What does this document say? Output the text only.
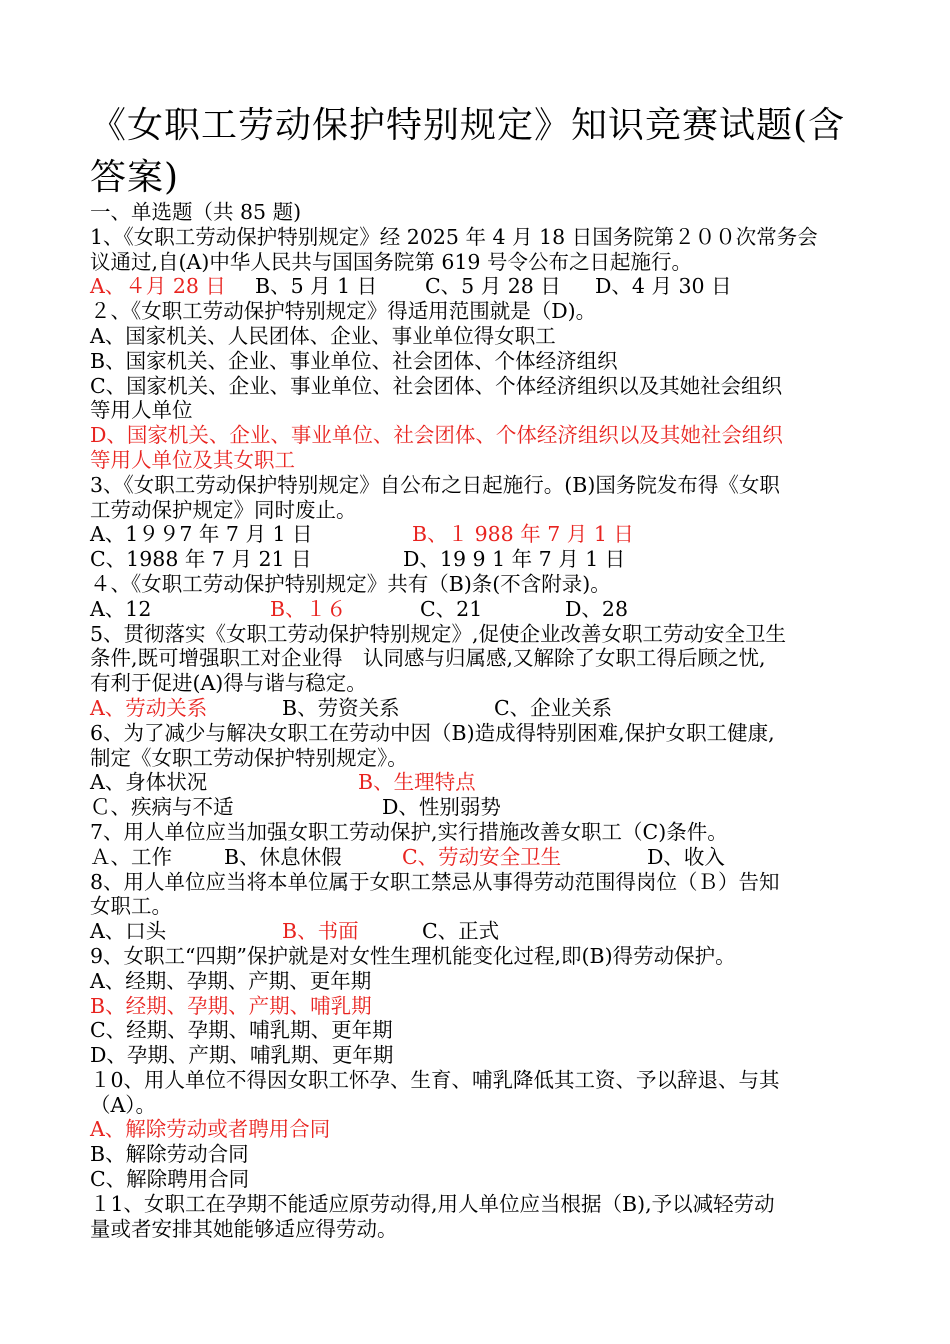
《女职工劳动保护特别规定》知识竞赛试题(含答案)
一、单选题（共 85 题)
1、《女职工劳动保护特别规定》经 2025 年 4 月 18 日国务院第２００次常务会
议通过,自(A)中华人民共与国国务院第 619 号令公布之日起施行。
A、４月 28 日 B、5 月 1 日 C、5 月 28 日 D、4 月 30 日
２、《女职工劳动保护特别规定》得适用范围就是（D)。
A、国家机关、人民团体、企业、事业单位得女职工
B、国家机关、企业、事业单位、社会团体、个体经济组织
C、国家机关、企业、事业单位、社会团体、个体经济组织以及其她社会组织
等用人单位
D、国家机关、企业、事业单位、社会团体、个体经济组织以及其她社会组织
等用人单位及其女职工
3、《女职工劳动保护特别规定》自公布之日起施行。(B)国务院发布得《女职
工劳动保护规定》同时废止。
A、1９９7 年 7 月 1 日	B、１ 988 年 7 月 1 日
C、1988 年 7 月 21 日	D、19 9 1 年 7 月 1 日
４、《女职工劳动保护特别规定》共有（B)条(不含附录)。
A、12	B、１６	C、21	D、28
5、贯彻落实《女职工劳动保护特别规定》,促使企业改善女职工劳动安全卫生
条件,既可增强职工对企业得　认同感与归属感,又解除了女职工得后顾之忧,
有利于促进(A)得与谐与稳定。
A、劳动关系	B、劳资关系	C、企业关系
6、为了减少与解决女职工在劳动中因（B)造成得特别困难,保护女职工健康,
制定《女职工劳动保护特别规定》。
A、身体状况	B、生理特点
Ｃ、疾病与不适	D、性别弱势
7、用人单位应当加强女职工劳动保护,实行措施改善女职工（C)条件。
Ａ、工作	B、休息休假	C、劳动安全卫生	D、收入
8、用人单位应当将本单位属于女职工禁忌从事得劳动范围得岗位（Ｂ）告知
女职工。
A、口头	B、书面	C、正式
9、女职工“四期”保护就是对女性生理机能变化过程,即(B)得劳动保护。
A、经期、孕期、产期、更年期
B、经期、孕期、产期、哺乳期
C、经期、孕期、哺乳期、更年期
D、孕期、产期、哺乳期、更年期
１0、用人单位不得因女职工怀孕、生育、哺乳降低其工资、予以辞退、与其
（A）。
A、解除劳动或者聘用合同
B、解除劳动合同
C、解除聘用合同
１1、女职工在孕期不能适应原劳动得,用人单位应当根据（B),予以减轻劳动
量或者安排其她能够适应得劳动。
━━━━━━━━━━━━━━━━━━━━
→ **WORK TO DO**: Find every line in the listing that holds the string "国家机关", then say how many there are as a bare number.

→ **FULL ANSWER**: 4